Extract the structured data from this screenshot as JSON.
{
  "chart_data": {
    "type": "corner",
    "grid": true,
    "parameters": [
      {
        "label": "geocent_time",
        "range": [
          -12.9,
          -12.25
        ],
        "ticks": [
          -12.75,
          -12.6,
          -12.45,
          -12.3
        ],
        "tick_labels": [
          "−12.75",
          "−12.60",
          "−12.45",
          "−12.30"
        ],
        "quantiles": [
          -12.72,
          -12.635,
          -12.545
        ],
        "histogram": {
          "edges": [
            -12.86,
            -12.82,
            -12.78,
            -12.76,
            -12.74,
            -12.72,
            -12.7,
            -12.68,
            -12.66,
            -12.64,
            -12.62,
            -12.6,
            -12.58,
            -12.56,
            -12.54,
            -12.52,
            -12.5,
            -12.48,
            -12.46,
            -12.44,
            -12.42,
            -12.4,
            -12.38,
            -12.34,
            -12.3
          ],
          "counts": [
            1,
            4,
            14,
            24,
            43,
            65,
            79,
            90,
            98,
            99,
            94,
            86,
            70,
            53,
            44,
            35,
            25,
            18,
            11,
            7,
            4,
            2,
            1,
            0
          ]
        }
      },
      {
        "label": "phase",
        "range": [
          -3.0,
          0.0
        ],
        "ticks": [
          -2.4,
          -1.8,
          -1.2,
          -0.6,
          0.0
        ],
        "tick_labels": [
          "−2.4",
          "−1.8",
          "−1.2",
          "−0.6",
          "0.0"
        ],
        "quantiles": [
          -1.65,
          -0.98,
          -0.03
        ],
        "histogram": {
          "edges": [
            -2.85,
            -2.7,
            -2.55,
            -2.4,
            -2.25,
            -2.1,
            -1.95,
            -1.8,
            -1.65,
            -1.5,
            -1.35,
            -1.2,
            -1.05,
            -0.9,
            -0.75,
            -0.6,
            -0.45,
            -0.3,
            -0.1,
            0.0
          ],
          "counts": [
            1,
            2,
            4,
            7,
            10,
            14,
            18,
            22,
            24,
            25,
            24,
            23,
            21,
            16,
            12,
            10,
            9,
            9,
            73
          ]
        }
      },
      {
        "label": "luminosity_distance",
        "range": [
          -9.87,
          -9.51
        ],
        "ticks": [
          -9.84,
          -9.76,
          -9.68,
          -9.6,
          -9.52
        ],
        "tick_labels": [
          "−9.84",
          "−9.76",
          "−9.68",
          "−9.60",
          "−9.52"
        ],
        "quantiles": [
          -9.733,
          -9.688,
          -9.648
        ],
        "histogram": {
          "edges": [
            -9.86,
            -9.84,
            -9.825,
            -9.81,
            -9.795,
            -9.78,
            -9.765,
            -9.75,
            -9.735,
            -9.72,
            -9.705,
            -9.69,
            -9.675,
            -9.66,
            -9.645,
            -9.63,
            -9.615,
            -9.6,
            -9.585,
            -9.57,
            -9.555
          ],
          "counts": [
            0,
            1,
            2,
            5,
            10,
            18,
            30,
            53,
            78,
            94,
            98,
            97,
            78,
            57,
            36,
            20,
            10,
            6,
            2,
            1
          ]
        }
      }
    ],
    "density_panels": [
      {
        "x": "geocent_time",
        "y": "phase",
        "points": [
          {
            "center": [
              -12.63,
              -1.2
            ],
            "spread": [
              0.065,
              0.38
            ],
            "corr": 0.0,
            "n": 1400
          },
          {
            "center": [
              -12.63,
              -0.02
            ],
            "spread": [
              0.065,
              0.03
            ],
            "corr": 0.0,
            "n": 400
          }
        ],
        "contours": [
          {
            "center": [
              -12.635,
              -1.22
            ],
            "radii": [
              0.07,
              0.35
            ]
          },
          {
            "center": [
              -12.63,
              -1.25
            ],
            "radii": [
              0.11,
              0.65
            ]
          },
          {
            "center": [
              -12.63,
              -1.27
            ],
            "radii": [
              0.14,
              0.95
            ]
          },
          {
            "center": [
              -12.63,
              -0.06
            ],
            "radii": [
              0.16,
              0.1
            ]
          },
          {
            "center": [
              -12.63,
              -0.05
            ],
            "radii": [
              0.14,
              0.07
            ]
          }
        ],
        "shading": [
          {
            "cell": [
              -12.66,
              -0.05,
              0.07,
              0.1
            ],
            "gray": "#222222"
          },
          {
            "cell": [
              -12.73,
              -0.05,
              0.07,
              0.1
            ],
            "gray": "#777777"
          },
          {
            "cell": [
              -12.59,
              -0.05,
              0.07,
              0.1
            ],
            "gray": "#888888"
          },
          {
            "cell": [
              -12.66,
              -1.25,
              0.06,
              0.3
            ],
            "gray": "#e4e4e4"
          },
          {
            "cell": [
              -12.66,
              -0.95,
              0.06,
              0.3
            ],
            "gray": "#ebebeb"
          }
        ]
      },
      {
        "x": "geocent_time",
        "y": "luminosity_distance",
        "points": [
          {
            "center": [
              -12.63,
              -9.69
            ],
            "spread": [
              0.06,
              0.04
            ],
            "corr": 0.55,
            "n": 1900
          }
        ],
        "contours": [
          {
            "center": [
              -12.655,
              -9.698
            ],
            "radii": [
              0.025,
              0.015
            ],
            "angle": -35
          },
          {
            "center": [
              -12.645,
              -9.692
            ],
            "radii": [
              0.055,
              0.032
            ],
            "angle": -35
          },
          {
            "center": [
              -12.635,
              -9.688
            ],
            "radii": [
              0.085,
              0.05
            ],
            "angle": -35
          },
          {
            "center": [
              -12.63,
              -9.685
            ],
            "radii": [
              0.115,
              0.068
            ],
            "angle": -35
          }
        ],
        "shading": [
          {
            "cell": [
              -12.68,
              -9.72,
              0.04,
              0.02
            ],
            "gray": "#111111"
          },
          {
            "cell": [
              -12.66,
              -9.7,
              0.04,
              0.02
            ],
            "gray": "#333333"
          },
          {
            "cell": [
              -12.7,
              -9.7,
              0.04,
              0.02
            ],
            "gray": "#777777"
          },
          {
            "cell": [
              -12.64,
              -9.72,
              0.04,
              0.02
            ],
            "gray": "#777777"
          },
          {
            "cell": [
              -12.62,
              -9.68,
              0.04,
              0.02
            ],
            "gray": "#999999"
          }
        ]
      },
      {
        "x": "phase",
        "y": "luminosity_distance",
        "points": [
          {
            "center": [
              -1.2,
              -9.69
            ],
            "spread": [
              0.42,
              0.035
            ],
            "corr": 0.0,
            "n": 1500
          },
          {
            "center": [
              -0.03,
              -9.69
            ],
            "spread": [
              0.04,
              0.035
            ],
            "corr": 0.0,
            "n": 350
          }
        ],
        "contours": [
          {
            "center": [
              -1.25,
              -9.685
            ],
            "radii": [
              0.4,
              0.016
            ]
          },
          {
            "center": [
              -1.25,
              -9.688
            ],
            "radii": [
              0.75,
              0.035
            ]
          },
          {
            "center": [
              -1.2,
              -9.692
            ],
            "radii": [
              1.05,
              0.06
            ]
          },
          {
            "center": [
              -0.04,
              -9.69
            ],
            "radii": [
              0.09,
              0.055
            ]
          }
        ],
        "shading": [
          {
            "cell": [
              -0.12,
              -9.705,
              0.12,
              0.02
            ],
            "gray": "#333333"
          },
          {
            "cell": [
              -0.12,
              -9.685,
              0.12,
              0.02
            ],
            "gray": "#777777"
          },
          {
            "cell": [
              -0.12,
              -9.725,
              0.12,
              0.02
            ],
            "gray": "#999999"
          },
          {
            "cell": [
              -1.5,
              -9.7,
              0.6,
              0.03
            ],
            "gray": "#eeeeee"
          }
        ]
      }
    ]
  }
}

+ + +

- _What this task involves_: Extract all the material, leaving every line as it is.

- _Completed exercise_:
Extract the structured data from this screenshot as JSON.
{
  "chart_data": {
    "type": "corner",
    "grid": true,
    "parameters": [
      {
        "label": "geocent_time",
        "range": [
          -12.9,
          -12.25
        ],
        "ticks": [
          -12.75,
          -12.6,
          -12.45,
          -12.3
        ],
        "tick_labels": [
          "−12.75",
          "−12.60",
          "−12.45",
          "−12.30"
        ],
        "quantiles": [
          -12.72,
          -12.635,
          -12.545
        ],
        "histogram": {
          "edges": [
            -12.86,
            -12.82,
            -12.78,
            -12.76,
            -12.74,
            -12.72,
            -12.7,
            -12.68,
            -12.66,
            -12.64,
            -12.62,
            -12.6,
            -12.58,
            -12.56,
            -12.54,
            -12.52,
            -12.5,
            -12.48,
            -12.46,
            -12.44,
            -12.42,
            -12.4,
            -12.38,
            -12.34,
            -12.3
          ],
          "counts": [
            1,
            4,
            14,
            24,
            43,
            65,
            79,
            90,
            98,
            99,
            94,
            86,
            70,
            53,
            44,
            35,
            25,
            18,
            11,
            7,
            4,
            2,
            1,
            0
          ]
        }
      },
      {
        "label": "phase",
        "range": [
          -3.0,
          0.0
        ],
        "ticks": [
          -2.4,
          -1.8,
          -1.2,
          -0.6,
          0.0
        ],
        "tick_labels": [
          "−2.4",
          "−1.8",
          "−1.2",
          "−0.6",
          "0.0"
        ],
        "quantiles": [
          -1.65,
          -0.98,
          -0.03
        ],
        "histogram": {
          "edges": [
            -2.85,
            -2.7,
            -2.55,
            -2.4,
            -2.25,
            -2.1,
            -1.95,
            -1.8,
            -1.65,
            -1.5,
            -1.35,
            -1.2,
            -1.05,
            -0.9,
            -0.75,
            -0.6,
            -0.45,
            -0.3,
            -0.1,
            0.0
          ],
          "counts": [
            1,
            2,
            4,
            7,
            10,
            14,
            18,
            22,
            24,
            25,
            24,
            23,
            21,
            16,
            12,
            10,
            9,
            9,
            73
          ]
        }
      },
      {
        "label": "luminosity_distance",
        "range": [
          -9.87,
          -9.51
        ],
        "ticks": [
          -9.84,
          -9.76,
          -9.68,
          -9.6,
          -9.52
        ],
        "tick_labels": [
          "−9.84",
          "−9.76",
          "−9.68",
          "−9.60",
          "−9.52"
        ],
        "quantiles": [
          -9.733,
          -9.688,
          -9.648
        ],
        "histogram": {
          "edges": [
            -9.86,
            -9.84,
            -9.825,
            -9.81,
            -9.795,
            -9.78,
            -9.765,
            -9.75,
            -9.735,
            -9.72,
            -9.705,
            -9.69,
            -9.675,
            -9.66,
            -9.645,
            -9.63,
            -9.615,
            -9.6,
            -9.585,
            -9.57,
            -9.555
          ],
          "counts": [
            0,
            1,
            2,
            5,
            10,
            18,
            30,
            53,
            78,
            94,
            98,
            97,
            78,
            57,
            36,
            20,
            10,
            6,
            2,
            1
          ]
        }
      }
    ],
    "density_panels": [
      {
        "x": "geocent_time",
        "y": "phase",
        "points": [
          {
            "center": [
              -12.63,
              -1.2
            ],
            "spread": [
              0.065,
              0.38
            ],
            "corr": 0.0,
            "n": 1400
          },
          {
            "center": [
              -12.63,
              -0.02
            ],
            "spread": [
              0.065,
              0.03
            ],
            "corr": 0.0,
            "n": 400
          }
        ],
        "contours": [
          {
            "center": [
              -12.635,
              -1.22
            ],
            "radii": [
              0.07,
              0.35
            ]
          },
          {
            "center": [
              -12.63,
              -1.25
            ],
            "radii": [
              0.11,
              0.65
            ]
          },
          {
            "center": [
              -12.63,
              -1.27
            ],
            "radii": [
              0.14,
              0.95
            ]
          },
          {
            "center": [
              -12.63,
              -0.06
            ],
            "radii": [
              0.16,
              0.1
            ]
          },
          {
            "center": [
              -12.63,
              -0.05
            ],
            "radii": [
              0.14,
              0.07
            ]
          }
        ],
        "shading": [
          {
            "cell": [
              -12.66,
              -0.05,
              0.07,
              0.1
            ],
            "gray": "#222222"
          },
          {
            "cell": [
              -12.73,
              -0.05,
              0.07,
              0.1
            ],
            "gray": "#777777"
          },
          {
            "cell": [
              -12.59,
              -0.05,
              0.07,
              0.1
            ],
            "gray": "#888888"
          },
          {
            "cell": [
              -12.66,
              -1.25,
              0.06,
              0.3
            ],
            "gray": "#e4e4e4"
          },
          {
            "cell": [
              -12.66,
              -0.95,
              0.06,
              0.3
            ],
            "gray": "#ebebeb"
          }
        ]
      },
      {
        "x": "geocent_time",
        "y": "luminosity_distance",
        "points": [
          {
            "center": [
              -12.63,
              -9.69
            ],
            "spread": [
              0.06,
              0.04
            ],
            "corr": 0.55,
            "n": 1900
          }
        ],
        "contours": [
          {
            "center": [
              -12.655,
              -9.698
            ],
            "radii": [
              0.025,
              0.015
            ],
            "angle": -35
          },
          {
            "center": [
              -12.645,
              -9.692
            ],
            "radii": [
              0.055,
              0.032
            ],
            "angle": -35
          },
          {
            "center": [
              -12.635,
              -9.688
            ],
            "radii": [
              0.085,
              0.05
            ],
            "angle": -35
          },
          {
            "center": [
              -12.63,
              -9.685
            ],
            "radii": [
              0.115,
              0.068
            ],
            "angle": -35
          }
        ],
        "shading": [
          {
            "cell": [
              -12.68,
              -9.72,
              0.04,
              0.02
            ],
            "gray": "#111111"
          },
          {
            "cell": [
              -12.66,
              -9.7,
              0.04,
              0.02
            ],
            "gray": "#333333"
          },
          {
            "cell": [
              -12.7,
              -9.7,
              0.04,
              0.02
            ],
            "gray": "#777777"
          },
          {
            "cell": [
              -12.64,
              -9.72,
              0.04,
              0.02
            ],
            "gray": "#777777"
          },
          {
            "cell": [
              -12.62,
              -9.68,
              0.04,
              0.02
            ],
            "gray": "#999999"
          }
        ]
      },
      {
        "x": "phase",
        "y": "luminosity_distance",
        "points": [
          {
            "center": [
              -1.2,
              -9.69
            ],
            "spread": [
              0.42,
              0.035
            ],
            "corr": 0.0,
            "n": 1500
          },
          {
            "center": [
              -0.03,
              -9.69
            ],
            "spread": [
              0.04,
              0.035
            ],
            "corr": 0.0,
            "n": 350
          }
        ],
        "contours": [
          {
            "center": [
              -1.25,
              -9.685
            ],
            "radii": [
              0.4,
              0.016
            ]
          },
          {
            "center": [
              -1.25,
              -9.688
            ],
            "radii": [
              0.75,
              0.035
            ]
          },
          {
            "center": [
              -1.2,
              -9.692
            ],
            "radii": [
              1.05,
              0.06
            ]
          },
          {
            "center": [
              -0.04,
              -9.69
            ],
            "radii": [
              0.09,
              0.055
            ]
          }
        ],
        "shading": [
          {
            "cell": [
              -0.12,
              -9.705,
              0.12,
              0.02
            ],
            "gray": "#333333"
          },
          {
            "cell": [
              -0.12,
              -9.685,
              0.12,
              0.02
            ],
            "gray": "#777777"
          },
          {
            "cell": [
              -0.12,
              -9.725,
              0.12,
              0.02
            ],
            "gray": "#999999"
          },
          {
            "cell": [
              -1.5,
              -9.7,
              0.6,
              0.03
            ],
            "gray": "#eeeeee"
          }
        ]
      }
    ]
  }
}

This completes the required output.